**What the task asks:** Each entry should be quoted word for word, including every mark of punctuation.

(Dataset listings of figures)
◆ ◆ ◆ ◆ ◆

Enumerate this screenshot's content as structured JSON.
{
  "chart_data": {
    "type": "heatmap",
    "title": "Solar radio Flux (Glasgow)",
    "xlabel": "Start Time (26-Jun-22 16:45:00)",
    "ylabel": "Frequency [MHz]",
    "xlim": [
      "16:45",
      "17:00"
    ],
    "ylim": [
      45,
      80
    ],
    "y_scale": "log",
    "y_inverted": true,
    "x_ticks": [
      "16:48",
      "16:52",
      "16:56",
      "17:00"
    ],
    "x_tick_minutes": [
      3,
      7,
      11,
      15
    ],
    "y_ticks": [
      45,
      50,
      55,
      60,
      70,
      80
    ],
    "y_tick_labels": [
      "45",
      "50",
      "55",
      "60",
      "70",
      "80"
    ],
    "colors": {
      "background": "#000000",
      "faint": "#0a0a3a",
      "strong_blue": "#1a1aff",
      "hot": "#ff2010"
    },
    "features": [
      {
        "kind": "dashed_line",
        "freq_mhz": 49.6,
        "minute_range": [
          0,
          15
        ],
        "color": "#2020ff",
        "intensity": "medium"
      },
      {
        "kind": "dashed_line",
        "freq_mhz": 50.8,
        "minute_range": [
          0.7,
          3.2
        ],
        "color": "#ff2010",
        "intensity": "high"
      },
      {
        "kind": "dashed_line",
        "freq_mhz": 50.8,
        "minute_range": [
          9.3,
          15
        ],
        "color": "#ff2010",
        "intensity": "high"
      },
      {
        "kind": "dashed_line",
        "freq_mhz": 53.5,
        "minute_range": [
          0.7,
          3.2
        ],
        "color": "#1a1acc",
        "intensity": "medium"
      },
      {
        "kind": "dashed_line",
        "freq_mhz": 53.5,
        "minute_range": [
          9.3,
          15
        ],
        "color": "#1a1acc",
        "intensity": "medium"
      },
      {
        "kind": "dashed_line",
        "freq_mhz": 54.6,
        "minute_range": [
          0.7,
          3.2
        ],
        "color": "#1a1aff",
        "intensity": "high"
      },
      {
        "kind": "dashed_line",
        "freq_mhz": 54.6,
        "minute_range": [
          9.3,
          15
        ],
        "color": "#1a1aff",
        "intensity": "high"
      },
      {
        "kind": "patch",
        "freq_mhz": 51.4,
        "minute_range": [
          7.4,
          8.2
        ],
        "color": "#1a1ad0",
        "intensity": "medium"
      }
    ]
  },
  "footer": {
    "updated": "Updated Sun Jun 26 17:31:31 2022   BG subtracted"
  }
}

◆ ◆ ◆ ◆ ◆

**Solution for this task:**
Enumerate this screenshot's content as structured JSON.
{
  "chart_data": {
    "type": "heatmap",
    "title": "Solar radio Flux (Glasgow)",
    "xlabel": "Start Time (26-Jun-22 16:45:00)",
    "ylabel": "Frequency [MHz]",
    "xlim": [
      "16:45",
      "17:00"
    ],
    "ylim": [
      45,
      80
    ],
    "y_scale": "log",
    "y_inverted": true,
    "x_ticks": [
      "16:48",
      "16:52",
      "16:56",
      "17:00"
    ],
    "x_tick_minutes": [
      3,
      7,
      11,
      15
    ],
    "y_ticks": [
      45,
      50,
      55,
      60,
      70,
      80
    ],
    "y_tick_labels": [
      "45",
      "50",
      "55",
      "60",
      "70",
      "80"
    ],
    "colors": {
      "background": "#000000",
      "faint": "#0a0a3a",
      "strong_blue": "#1a1aff",
      "hot": "#ff2010"
    },
    "features": [
      {
        "kind": "dashed_line",
        "freq_mhz": 49.6,
        "minute_range": [
          0,
          15
        ],
        "color": "#2020ff",
        "intensity": "medium"
      },
      {
        "kind": "dashed_line",
        "freq_mhz": 50.8,
        "minute_range": [
          0.7,
          3.2
        ],
        "color": "#ff2010",
        "intensity": "high"
      },
      {
        "kind": "dashed_line",
        "freq_mhz": 50.8,
        "minute_range": [
          9.3,
          15
        ],
        "color": "#ff2010",
        "intensity": "high"
      },
      {
        "kind": "dashed_line",
        "freq_mhz": 53.5,
        "minute_range": [
          0.7,
          3.2
        ],
        "color": "#1a1acc",
        "intensity": "medium"
      },
      {
        "kind": "dashed_line",
        "freq_mhz": 53.5,
        "minute_range": [
          9.3,
          15
        ],
        "color": "#1a1acc",
        "intensity": "medium"
      },
      {
        "kind": "dashed_line",
        "freq_mhz": 54.6,
        "minute_range": [
          0.7,
          3.2
        ],
        "color": "#1a1aff",
        "intensity": "high"
      },
      {
        "kind": "dashed_line",
        "freq_mhz": 54.6,
        "minute_range": [
          9.3,
          15
        ],
        "color": "#1a1aff",
        "intensity": "high"
      },
      {
        "kind": "patch",
        "freq_mhz": 51.4,
        "minute_range": [
          7.4,
          8.2
        ],
        "color": "#1a1ad0",
        "intensity": "medium"
      }
    ]
  },
  "footer": {
    "updated": "Updated Sun Jun 26 17:31:31 2022   BG subtracted"
  }
}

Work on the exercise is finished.